◆ **Task directions**: Copy word for word the part of the article about bank scandals that opens with "Even at that" and closes with "to the disaster'.".

◆ **Exercise text**:
Decades apart, but the drama linked to the two appears similar, says Nivedita Mookerji.
Illustration: Dominic Xavier
Nick Leeson, the rogue trader who captured our imagination way back in 1995, has come alive in various conversations ever since the Punjab National Bank-Nirav Modi scam broke.
The two are not quite the same, but the drama linked to any scandal is often similar, if we were to look at how events unfolded and how the authorities reacted.
In the case of PNB, everyone seems to be posing questions to the other at this point.
>The government is asking the regulator Reserve Bank of India why it wasn't able to detect the chain of wrong-doings, the RBI is querying PNB and other bank officials to assess the depth of the scam through a freshly appointed panel, investigative agencies CBI and ED are busy questioning sellers and buyers of jewellery designed by Nirav Modi besides bank executives and the country's anti-graft agency CVC (which is believed to have given out awards to PNB for banking excellence in vigilance last year) is now looking for answers from banks as well as the government.
Meanwhile, Prime Minister Narendra D Modi has remained quiet on the matter.
Finance Minister Arun Jaitley broke his silence almost a week after the scam, and blamed bank management and auditors for the systemic failure.
One was curious about how things turned out when Barings, Britain's oldest merchant bank, failed in early 1995 due to catastrophic losses run up by futures trader Nick Leeson. This is what happened.
There was silence from the authorities there too. The Singapore government spoke up many days after the failure of Barings.
A March 1995 news report says, 'Breaking silence for the first time since the collapse of the British investment bank Barings -- a result of huge losses by a Barings trader here -- the Singapore government defended the integrity of its trading markets'.
The report said the Singapore government also announced a sweeping review of the futures exchange and promised to enact tight new rules for trading companies.
Then Singapore finance minister Richard Hu told parliament that the Singapore International Monetary Exchange Ltd, where the trading originated, was not at risk because of the Barings losses pegged at over $1 billion some 23 years ago.
Hu did not say how the 28-year-old trader for Barings circumvented the safeguards in the system.
Just as SWIFT, Nostro accounts and risk management are being debated at every forum after the PNB scam, regulatory and financial integrity of Simex (the Singapore exchange) was at the centre of narrative post-Barings.
And just like Nirav Modi's men had a free run at PNB, Leeson 'exercised control over both his trading and the back-office accounting operations', reports suggested.
Despite Hu's assurance that Simex was safe, industry leaders argued this was a clear case of absence of head office control by Barings at a time when the derivatives market was growing bigger.
'It is rather incredible that a firm like Barings could not know the position it is building up. And it is also incredible that this is not recognised by Simex,' a banker had noted then.
Then Singapore PM Goh Chok Tong spoke too on the Barings debacle, though very late. He pinned the blame on internal problems and a lack of control in the British investment bank.
He even said that the Singapore government has done very well, referring to the regulator's probe into Barings collapse. Familiar?
If we go back several decades, there was another case of bank failure that had made news in the national media.
Arbuthnot & Co was a mercantile bank, based in Madras (now Chennai). It was founded as Francis Latour & Co in the late 18th century and then it became Arbuthnot De Monte & Co. It failed in October 1906 after a severe financial crisis.
Again, no similarity to the PNB scam, but the drama around the debacle and investor concerns were not too different.
Two partners of Arbuthnot entered into an arrangement with Patrick MacFadyen, who engaged in speculation and lost serious money.
After the bankruptcy, MacFadyen committed suicide, making the fall of Arbuthnot even murkier.
Even at that point, the advice given to the group was that the partners of the firms must try to contain public alarm by 'an honest and open statement of all the circumstances which have led to the disaster'.
Statement or not, there's something about tweets and scam.

◆ **Stored data**:
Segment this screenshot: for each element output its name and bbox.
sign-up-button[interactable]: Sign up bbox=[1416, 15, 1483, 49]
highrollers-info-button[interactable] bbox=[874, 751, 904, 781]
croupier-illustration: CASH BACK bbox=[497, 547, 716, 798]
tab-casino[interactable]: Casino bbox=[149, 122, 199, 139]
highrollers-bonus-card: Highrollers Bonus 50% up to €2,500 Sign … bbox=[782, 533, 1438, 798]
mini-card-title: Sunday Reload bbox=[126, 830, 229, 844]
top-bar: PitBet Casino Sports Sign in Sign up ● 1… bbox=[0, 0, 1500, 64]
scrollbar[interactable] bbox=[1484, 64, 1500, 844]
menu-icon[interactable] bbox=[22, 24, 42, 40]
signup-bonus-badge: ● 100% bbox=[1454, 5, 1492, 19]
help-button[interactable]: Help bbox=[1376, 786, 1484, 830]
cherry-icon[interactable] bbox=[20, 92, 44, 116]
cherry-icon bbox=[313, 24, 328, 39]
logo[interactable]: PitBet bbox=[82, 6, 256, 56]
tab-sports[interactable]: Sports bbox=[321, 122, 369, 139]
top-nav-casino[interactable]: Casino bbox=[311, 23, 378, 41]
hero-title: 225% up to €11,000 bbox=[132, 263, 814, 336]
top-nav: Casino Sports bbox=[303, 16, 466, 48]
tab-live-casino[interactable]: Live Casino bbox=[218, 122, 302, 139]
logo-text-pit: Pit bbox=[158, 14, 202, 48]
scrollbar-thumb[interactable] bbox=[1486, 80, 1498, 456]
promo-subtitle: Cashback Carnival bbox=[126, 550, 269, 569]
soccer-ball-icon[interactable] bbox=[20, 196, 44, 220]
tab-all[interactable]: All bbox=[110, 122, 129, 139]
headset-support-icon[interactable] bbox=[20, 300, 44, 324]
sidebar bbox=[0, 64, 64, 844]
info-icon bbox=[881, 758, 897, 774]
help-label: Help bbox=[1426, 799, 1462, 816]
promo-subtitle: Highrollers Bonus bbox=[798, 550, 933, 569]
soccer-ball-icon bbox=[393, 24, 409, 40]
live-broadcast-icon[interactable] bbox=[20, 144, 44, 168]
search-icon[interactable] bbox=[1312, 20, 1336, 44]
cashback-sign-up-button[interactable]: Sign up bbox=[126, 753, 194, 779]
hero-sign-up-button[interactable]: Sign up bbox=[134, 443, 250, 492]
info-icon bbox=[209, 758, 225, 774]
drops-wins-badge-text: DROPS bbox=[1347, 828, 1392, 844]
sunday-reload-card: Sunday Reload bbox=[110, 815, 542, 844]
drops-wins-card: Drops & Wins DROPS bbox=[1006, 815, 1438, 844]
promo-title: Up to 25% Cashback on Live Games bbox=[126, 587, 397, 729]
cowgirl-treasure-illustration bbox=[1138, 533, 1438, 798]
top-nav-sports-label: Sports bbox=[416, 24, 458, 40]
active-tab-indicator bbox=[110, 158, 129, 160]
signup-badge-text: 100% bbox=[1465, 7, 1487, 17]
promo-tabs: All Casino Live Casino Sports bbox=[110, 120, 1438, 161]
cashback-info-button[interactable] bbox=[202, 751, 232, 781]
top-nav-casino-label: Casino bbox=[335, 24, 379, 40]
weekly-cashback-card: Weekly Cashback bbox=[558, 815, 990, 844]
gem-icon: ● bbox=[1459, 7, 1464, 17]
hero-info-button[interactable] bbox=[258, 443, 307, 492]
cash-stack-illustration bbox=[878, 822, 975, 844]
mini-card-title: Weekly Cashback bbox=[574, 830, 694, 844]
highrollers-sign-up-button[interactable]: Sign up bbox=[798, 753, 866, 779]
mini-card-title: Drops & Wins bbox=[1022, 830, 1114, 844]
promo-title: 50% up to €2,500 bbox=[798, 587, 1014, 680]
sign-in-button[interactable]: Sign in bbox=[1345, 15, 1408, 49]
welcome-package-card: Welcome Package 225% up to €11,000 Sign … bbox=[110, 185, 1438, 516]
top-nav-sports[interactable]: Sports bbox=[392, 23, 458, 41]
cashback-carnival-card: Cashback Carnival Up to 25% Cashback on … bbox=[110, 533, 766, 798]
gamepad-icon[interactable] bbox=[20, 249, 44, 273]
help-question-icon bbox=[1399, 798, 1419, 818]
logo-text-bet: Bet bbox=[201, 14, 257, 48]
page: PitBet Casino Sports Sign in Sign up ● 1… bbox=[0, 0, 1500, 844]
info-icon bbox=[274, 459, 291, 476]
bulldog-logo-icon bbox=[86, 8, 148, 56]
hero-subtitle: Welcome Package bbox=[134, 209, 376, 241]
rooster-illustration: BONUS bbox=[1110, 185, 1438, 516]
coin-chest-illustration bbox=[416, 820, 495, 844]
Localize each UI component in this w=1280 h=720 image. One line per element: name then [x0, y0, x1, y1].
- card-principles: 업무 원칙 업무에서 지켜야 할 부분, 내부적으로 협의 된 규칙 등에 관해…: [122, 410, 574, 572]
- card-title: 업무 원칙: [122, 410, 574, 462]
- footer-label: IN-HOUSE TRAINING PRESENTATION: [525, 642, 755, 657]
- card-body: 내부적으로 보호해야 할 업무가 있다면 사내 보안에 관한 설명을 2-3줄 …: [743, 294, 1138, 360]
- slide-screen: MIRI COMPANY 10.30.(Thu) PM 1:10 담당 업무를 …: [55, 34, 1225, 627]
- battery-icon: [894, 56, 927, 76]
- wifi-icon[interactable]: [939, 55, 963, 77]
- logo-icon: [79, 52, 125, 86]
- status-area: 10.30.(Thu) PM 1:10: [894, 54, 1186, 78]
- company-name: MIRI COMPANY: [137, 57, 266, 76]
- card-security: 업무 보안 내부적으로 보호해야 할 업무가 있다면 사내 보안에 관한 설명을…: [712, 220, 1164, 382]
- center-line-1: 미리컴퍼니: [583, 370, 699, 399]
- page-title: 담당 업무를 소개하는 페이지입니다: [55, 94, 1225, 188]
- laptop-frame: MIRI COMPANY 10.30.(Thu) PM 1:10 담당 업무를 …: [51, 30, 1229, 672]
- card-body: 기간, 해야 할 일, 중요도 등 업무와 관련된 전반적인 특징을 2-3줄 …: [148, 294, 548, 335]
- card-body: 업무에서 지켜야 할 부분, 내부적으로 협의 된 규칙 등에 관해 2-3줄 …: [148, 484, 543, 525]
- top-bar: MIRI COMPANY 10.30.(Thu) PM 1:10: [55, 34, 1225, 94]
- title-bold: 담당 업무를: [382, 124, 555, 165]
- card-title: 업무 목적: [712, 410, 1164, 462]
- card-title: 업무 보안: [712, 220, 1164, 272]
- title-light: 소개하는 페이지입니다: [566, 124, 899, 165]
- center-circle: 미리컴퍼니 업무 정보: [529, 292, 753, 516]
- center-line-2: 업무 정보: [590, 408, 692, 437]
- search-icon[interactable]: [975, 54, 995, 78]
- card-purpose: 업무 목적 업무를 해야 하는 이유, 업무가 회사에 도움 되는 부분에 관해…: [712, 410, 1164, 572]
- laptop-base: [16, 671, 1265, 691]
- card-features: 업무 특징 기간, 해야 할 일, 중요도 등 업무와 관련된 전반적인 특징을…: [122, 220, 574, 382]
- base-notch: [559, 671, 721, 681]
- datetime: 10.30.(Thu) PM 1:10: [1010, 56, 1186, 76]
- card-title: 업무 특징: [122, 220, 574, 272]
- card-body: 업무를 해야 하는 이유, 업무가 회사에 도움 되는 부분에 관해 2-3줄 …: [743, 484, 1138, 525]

◆ **Exercise output**:
Even at that point, the advice given to the group was that the partners of the firms must try to contain public alarm by 'an honest and open statement of all the circumstances which have led to the disaster'.